▶ [DIRECTIONS] Copy out all the records exactly.

▶ [Figure data in JSON]
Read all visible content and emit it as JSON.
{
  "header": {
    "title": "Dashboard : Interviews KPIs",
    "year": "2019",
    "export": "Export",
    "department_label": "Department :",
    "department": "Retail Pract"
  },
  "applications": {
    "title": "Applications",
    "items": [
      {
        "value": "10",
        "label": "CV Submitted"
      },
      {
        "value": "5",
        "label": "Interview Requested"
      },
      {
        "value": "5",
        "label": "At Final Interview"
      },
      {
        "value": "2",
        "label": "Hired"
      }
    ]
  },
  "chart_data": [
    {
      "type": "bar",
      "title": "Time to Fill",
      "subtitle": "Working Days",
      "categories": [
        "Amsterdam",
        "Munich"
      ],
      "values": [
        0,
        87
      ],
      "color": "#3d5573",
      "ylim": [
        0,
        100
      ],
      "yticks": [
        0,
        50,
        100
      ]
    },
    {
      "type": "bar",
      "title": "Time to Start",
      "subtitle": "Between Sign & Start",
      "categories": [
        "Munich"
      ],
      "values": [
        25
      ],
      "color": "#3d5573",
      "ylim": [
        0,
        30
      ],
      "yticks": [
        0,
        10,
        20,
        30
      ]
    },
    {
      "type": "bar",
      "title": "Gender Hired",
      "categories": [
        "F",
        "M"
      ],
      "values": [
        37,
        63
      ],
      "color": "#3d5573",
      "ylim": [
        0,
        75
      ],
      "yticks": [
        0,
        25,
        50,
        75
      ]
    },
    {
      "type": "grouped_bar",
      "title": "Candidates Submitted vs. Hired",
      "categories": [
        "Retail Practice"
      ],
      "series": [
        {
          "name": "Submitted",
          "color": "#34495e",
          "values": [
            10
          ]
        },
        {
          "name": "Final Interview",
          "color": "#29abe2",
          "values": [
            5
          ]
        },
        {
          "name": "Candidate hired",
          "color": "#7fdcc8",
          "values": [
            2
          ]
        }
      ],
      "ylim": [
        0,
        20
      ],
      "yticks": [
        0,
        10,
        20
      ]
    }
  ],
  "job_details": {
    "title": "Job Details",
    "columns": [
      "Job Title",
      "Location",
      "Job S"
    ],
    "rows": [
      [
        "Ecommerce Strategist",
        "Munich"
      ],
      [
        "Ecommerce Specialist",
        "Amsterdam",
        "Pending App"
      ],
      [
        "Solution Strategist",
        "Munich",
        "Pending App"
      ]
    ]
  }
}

▶ [ANSWER FOR THIS EXERCISE]
Read all visible content and emit it as JSON.
{
  "header": {
    "title": "Dashboard : Interviews KPIs",
    "year": "2019",
    "export": "Export",
    "department_label": "Department :",
    "department": "Retail Pract"
  },
  "applications": {
    "title": "Applications",
    "items": [
      {
        "value": "10",
        "label": "CV Submitted"
      },
      {
        "value": "5",
        "label": "Interview Requested"
      },
      {
        "value": "5",
        "label": "At Final Interview"
      },
      {
        "value": "2",
        "label": "Hired"
      }
    ]
  },
  "chart_data": [
    {
      "type": "bar",
      "title": "Time to Fill",
      "subtitle": "Working Days",
      "categories": [
        "Amsterdam",
        "Munich"
      ],
      "values": [
        0,
        87
      ],
      "color": "#3d5573",
      "ylim": [
        0,
        100
      ],
      "yticks": [
        0,
        50,
        100
      ]
    },
    {
      "type": "bar",
      "title": "Time to Start",
      "subtitle": "Between Sign & Start",
      "categories": [
        "Munich"
      ],
      "values": [
        25
      ],
      "color": "#3d5573",
      "ylim": [
        0,
        30
      ],
      "yticks": [
        0,
        10,
        20,
        30
      ]
    },
    {
      "type": "bar",
      "title": "Gender Hired",
      "categories": [
        "F",
        "M"
      ],
      "values": [
        37,
        63
      ],
      "color": "#3d5573",
      "ylim": [
        0,
        75
      ],
      "yticks": [
        0,
        25,
        50,
        75
      ]
    },
    {
      "type": "grouped_bar",
      "title": "Candidates Submitted vs. Hired",
      "categories": [
        "Retail Practice"
      ],
      "series": [
        {
          "name": "Submitted",
          "color": "#34495e",
          "values": [
            10
          ]
        },
        {
          "name": "Final Interview",
          "color": "#29abe2",
          "values": [
            5
          ]
        },
        {
          "name": "Candidate hired",
          "color": "#7fdcc8",
          "values": [
            2
          ]
        }
      ],
      "ylim": [
        0,
        20
      ],
      "yticks": [
        0,
        10,
        20
      ]
    }
  ],
  "job_details": {
    "title": "Job Details",
    "columns": [
      "Job Title",
      "Location",
      "Job S"
    ],
    "rows": [
      [
        "Ecommerce Strategist",
        "Munich"
      ],
      [
        "Ecommerce Specialist",
        "Amsterdam",
        "Pending App"
      ],
      [
        "Solution Strategist",
        "Munich",
        "Pending App"
      ]
    ]
  }
}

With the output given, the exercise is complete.